* START Supplied entries *

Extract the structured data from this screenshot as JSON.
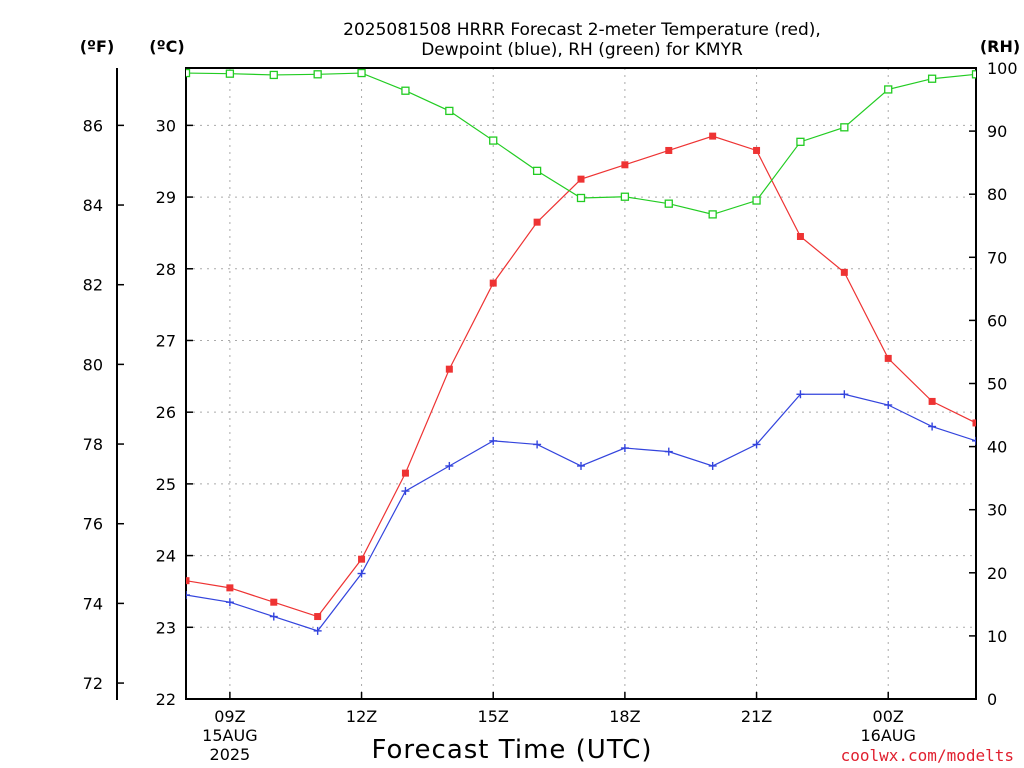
{
  "title_line1": "2025081508 HRRR Forecast 2-meter Temperature (red),",
  "title_line2": "Dewpoint (blue), RH (green) for KMYR",
  "unit_f": "(ºF)",
  "unit_c": "(ºC)",
  "unit_rh": "(RH)",
  "credit": "coolwx.com/modelts",
  "chart_data": {
    "type": "line",
    "title": "2025081508 HRRR Forecast 2-meter Temperature (red), Dewpoint (blue), RH (green) for KMYR",
    "xlabel": "Forecast Time (UTC)",
    "x_hours": [
      8,
      9,
      10,
      11,
      12,
      13,
      14,
      15,
      16,
      17,
      18,
      19,
      20,
      21,
      22,
      23,
      24,
      25,
      26
    ],
    "xlim": [
      8,
      26
    ],
    "x_ticks": [
      {
        "hour": 9,
        "lines": [
          "09Z",
          "15AUG",
          "2025"
        ]
      },
      {
        "hour": 12,
        "lines": [
          "12Z"
        ]
      },
      {
        "hour": 15,
        "lines": [
          "15Z"
        ]
      },
      {
        "hour": 18,
        "lines": [
          "18Z"
        ]
      },
      {
        "hour": 21,
        "lines": [
          "21Z"
        ]
      },
      {
        "hour": 24,
        "lines": [
          "00Z",
          "16AUG"
        ]
      }
    ],
    "y_celsius": {
      "label": "(ºC)",
      "ylim": [
        22,
        31
      ],
      "ticks": [
        22,
        23,
        24,
        25,
        26,
        27,
        28,
        29,
        30
      ]
    },
    "y_fahrenheit": {
      "label": "(ºF)",
      "ticks": [
        72,
        74,
        76,
        78,
        80,
        82,
        84,
        86
      ]
    },
    "y_rh": {
      "label": "(RH)",
      "ylim": [
        0,
        100
      ],
      "ticks": [
        0,
        10,
        20,
        30,
        40,
        50,
        60,
        70,
        80,
        90,
        100
      ]
    },
    "series": [
      {
        "name": "Temperature",
        "axis": "celsius",
        "color": "#ee3333",
        "marker": "filled-square",
        "values": [
          23.65,
          23.55,
          23.35,
          23.15,
          23.95,
          25.15,
          26.6,
          27.8,
          28.65,
          29.25,
          29.45,
          29.65,
          29.85,
          29.65,
          28.45,
          27.95,
          26.75,
          26.15,
          25.85
        ]
      },
      {
        "name": "Dewpoint",
        "axis": "celsius",
        "color": "#3344dd",
        "marker": "plus",
        "values": [
          23.45,
          23.35,
          23.15,
          22.95,
          23.75,
          24.9,
          25.25,
          25.6,
          25.55,
          25.25,
          25.5,
          25.45,
          25.25,
          25.55,
          26.25,
          26.25,
          26.1,
          25.8,
          25.6
        ]
      },
      {
        "name": "RH",
        "axis": "rh",
        "color": "#22cc22",
        "marker": "open-square",
        "values": [
          99.2,
          99.1,
          98.9,
          99.0,
          99.2,
          96.4,
          93.2,
          88.5,
          83.7,
          79.4,
          79.6,
          78.5,
          76.8,
          79.0,
          88.3,
          90.6,
          96.6,
          98.3,
          99.0
        ]
      }
    ],
    "grid": true
  }
}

* END Supplied entries *

Given request:
Transcribe every record above exactly, leaving out the pictures.

The reply:
Extract the structured data from this screenshot as JSON.
{
  "title_line1": "2025081508 HRRR Forecast 2-meter Temperature (red),",
  "title_line2": "Dewpoint (blue), RH (green) for KMYR",
  "unit_f": "(ºF)",
  "unit_c": "(ºC)",
  "unit_rh": "(RH)",
  "credit": "coolwx.com/modelts",
  "chart_data": {
    "type": "line",
    "title": "2025081508 HRRR Forecast 2-meter Temperature (red), Dewpoint (blue), RH (green) for KMYR",
    "xlabel": "Forecast Time (UTC)",
    "x_hours": [
      8,
      9,
      10,
      11,
      12,
      13,
      14,
      15,
      16,
      17,
      18,
      19,
      20,
      21,
      22,
      23,
      24,
      25,
      26
    ],
    "xlim": [
      8,
      26
    ],
    "x_ticks": [
      {
        "hour": 9,
        "lines": [
          "09Z",
          "15AUG",
          "2025"
        ]
      },
      {
        "hour": 12,
        "lines": [
          "12Z"
        ]
      },
      {
        "hour": 15,
        "lines": [
          "15Z"
        ]
      },
      {
        "hour": 18,
        "lines": [
          "18Z"
        ]
      },
      {
        "hour": 21,
        "lines": [
          "21Z"
        ]
      },
      {
        "hour": 24,
        "lines": [
          "00Z",
          "16AUG"
        ]
      }
    ],
    "y_celsius": {
      "label": "(ºC)",
      "ylim": [
        22,
        31
      ],
      "ticks": [
        22,
        23,
        24,
        25,
        26,
        27,
        28,
        29,
        30
      ]
    },
    "y_fahrenheit": {
      "label": "(ºF)",
      "ticks": [
        72,
        74,
        76,
        78,
        80,
        82,
        84,
        86
      ]
    },
    "y_rh": {
      "label": "(RH)",
      "ylim": [
        0,
        100
      ],
      "ticks": [
        0,
        10,
        20,
        30,
        40,
        50,
        60,
        70,
        80,
        90,
        100
      ]
    },
    "series": [
      {
        "name": "Temperature",
        "axis": "celsius",
        "color": "#ee3333",
        "marker": "filled-square",
        "values": [
          23.65,
          23.55,
          23.35,
          23.15,
          23.95,
          25.15,
          26.6,
          27.8,
          28.65,
          29.25,
          29.45,
          29.65,
          29.85,
          29.65,
          28.45,
          27.95,
          26.75,
          26.15,
          25.85
        ]
      },
      {
        "name": "Dewpoint",
        "axis": "celsius",
        "color": "#3344dd",
        "marker": "plus",
        "values": [
          23.45,
          23.35,
          23.15,
          22.95,
          23.75,
          24.9,
          25.25,
          25.6,
          25.55,
          25.25,
          25.5,
          25.45,
          25.25,
          25.55,
          26.25,
          26.25,
          26.1,
          25.8,
          25.6
        ]
      },
      {
        "name": "RH",
        "axis": "rh",
        "color": "#22cc22",
        "marker": "open-square",
        "values": [
          99.2,
          99.1,
          98.9,
          99.0,
          99.2,
          96.4,
          93.2,
          88.5,
          83.7,
          79.4,
          79.6,
          78.5,
          76.8,
          79.0,
          88.3,
          90.6,
          96.6,
          98.3,
          99.0
        ]
      }
    ],
    "grid": true
  }
}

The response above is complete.